═══ RECORDS FOR THE EXERCISE ═══

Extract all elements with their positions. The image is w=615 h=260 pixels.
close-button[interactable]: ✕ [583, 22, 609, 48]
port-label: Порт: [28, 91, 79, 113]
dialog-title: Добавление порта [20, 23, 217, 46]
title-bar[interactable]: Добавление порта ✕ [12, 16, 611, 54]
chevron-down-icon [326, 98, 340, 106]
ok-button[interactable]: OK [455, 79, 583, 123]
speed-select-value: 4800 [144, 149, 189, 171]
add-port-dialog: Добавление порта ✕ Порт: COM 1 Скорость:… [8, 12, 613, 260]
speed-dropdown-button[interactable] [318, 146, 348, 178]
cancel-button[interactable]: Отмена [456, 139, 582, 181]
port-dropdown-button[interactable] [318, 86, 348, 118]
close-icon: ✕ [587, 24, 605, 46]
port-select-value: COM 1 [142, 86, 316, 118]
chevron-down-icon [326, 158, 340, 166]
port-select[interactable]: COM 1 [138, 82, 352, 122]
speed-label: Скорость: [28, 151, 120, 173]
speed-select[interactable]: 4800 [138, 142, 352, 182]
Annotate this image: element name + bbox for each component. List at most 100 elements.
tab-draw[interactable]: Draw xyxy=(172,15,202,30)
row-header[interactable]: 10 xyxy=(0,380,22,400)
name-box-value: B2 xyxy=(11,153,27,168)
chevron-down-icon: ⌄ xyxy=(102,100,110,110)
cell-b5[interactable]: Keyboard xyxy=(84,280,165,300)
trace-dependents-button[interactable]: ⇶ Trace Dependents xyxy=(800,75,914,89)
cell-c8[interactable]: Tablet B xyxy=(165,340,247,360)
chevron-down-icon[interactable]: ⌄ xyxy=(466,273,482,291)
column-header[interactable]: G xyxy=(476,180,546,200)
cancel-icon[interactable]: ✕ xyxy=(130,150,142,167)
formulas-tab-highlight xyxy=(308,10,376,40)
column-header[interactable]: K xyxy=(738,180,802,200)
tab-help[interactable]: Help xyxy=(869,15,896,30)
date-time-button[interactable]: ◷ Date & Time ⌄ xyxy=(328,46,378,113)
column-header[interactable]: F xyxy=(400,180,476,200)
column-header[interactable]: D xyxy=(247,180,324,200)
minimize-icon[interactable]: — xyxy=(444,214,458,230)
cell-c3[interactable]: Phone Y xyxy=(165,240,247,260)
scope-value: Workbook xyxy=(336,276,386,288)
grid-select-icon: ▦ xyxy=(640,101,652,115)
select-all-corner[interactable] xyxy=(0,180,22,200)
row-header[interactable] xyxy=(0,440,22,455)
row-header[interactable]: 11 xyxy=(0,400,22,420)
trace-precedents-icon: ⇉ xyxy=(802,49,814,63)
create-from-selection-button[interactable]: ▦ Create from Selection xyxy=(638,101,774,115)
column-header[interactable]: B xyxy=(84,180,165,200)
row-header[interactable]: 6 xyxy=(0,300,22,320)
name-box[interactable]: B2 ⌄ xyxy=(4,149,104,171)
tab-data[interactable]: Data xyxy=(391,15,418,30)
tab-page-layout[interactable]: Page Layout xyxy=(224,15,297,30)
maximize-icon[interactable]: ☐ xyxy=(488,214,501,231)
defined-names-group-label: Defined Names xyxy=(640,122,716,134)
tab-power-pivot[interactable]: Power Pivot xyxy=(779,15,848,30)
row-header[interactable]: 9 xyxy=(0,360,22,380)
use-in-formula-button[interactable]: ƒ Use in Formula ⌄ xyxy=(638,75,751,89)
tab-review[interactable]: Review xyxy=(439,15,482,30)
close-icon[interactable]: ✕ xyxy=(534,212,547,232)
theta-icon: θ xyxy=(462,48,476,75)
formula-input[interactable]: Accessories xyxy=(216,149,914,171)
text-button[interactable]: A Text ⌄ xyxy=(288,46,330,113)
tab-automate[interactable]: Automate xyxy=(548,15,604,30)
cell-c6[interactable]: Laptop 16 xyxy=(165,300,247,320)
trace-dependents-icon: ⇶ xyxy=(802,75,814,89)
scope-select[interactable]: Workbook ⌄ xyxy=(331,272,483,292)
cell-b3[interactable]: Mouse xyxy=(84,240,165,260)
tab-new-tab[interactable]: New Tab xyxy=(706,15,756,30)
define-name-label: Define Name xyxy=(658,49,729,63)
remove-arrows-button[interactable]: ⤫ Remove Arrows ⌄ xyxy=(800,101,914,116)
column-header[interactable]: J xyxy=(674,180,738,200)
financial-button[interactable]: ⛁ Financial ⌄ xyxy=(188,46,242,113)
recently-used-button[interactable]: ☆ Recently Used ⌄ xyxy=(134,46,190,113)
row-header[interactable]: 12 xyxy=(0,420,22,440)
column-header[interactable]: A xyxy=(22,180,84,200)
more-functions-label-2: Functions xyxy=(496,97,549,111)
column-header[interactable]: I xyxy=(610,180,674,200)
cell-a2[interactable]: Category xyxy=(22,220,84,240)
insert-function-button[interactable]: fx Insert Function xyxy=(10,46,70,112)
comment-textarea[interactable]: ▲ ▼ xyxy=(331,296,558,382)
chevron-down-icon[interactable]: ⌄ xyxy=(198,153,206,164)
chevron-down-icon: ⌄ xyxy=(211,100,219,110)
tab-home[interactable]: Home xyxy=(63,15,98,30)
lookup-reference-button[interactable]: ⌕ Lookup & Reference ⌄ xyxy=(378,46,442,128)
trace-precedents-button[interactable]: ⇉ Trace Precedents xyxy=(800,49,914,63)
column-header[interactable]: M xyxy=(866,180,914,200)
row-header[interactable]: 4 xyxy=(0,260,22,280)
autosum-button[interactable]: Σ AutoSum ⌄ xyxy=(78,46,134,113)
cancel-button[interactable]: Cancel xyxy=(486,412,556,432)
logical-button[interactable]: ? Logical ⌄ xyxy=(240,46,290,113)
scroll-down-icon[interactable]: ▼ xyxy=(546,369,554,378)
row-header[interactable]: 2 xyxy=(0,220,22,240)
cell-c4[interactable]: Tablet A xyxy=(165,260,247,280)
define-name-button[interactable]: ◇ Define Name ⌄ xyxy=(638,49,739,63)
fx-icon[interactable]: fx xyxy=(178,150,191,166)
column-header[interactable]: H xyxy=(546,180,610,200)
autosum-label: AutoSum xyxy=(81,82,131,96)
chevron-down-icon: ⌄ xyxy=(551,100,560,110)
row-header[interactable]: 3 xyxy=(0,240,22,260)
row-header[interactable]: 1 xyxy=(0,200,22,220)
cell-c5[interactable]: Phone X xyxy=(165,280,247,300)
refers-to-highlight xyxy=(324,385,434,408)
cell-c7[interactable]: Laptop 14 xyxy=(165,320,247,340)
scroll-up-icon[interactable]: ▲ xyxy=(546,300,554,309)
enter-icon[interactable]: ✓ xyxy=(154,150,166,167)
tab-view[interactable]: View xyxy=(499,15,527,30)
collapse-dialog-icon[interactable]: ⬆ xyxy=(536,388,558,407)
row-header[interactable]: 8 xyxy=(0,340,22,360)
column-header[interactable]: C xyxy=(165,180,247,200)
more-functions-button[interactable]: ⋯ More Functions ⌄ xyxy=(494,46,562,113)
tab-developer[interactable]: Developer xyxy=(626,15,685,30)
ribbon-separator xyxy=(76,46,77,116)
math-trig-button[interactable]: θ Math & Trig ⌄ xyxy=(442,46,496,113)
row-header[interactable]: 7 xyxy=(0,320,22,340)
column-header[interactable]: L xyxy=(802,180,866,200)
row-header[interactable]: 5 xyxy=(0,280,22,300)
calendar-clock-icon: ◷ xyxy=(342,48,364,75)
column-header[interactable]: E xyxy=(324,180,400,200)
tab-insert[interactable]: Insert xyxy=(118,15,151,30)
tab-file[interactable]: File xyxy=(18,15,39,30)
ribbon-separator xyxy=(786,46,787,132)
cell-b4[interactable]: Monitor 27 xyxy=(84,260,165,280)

═══

● DESCRIPTION OF THE TASK: Reproduce the items verbatim, from the first line through the line containing "name-box-value: B2 xyxy=(11,153,27,168)", including both of those lines.

● TASK RESPONSE:
Extract all elements with their positions. The image is w=615 h=260 pixels.
close-button[interactable]: ✕ [583, 22, 609, 48]
port-label: Порт: [28, 91, 79, 113]
dialog-title: Добавление порта [20, 23, 217, 46]
title-bar[interactable]: Добавление порта ✕ [12, 16, 611, 54]
chevron-down-icon [326, 98, 340, 106]
ok-button[interactable]: OK [455, 79, 583, 123]
speed-select-value: 4800 [144, 149, 189, 171]
add-port-dialog: Добавление порта ✕ Порт: COM 1 Скорость:… [8, 12, 613, 260]
speed-dropdown-button[interactable] [318, 146, 348, 178]
cancel-button[interactable]: Отмена [456, 139, 582, 181]
port-dropdown-button[interactable] [318, 86, 348, 118]
close-icon: ✕ [587, 24, 605, 46]
port-select-value: COM 1 [142, 86, 316, 118]
chevron-down-icon [326, 158, 340, 166]
port-select[interactable]: COM 1 [138, 82, 352, 122]
speed-label: Скорость: [28, 151, 120, 173]
speed-select[interactable]: 4800 [138, 142, 352, 182]
Annotate this image: element name + bbox for each component. List at most 100 elements.
tab-draw[interactable]: Draw xyxy=(172,15,202,30)
row-header[interactable]: 10 xyxy=(0,380,22,400)
name-box-value: B2 xyxy=(11,153,27,168)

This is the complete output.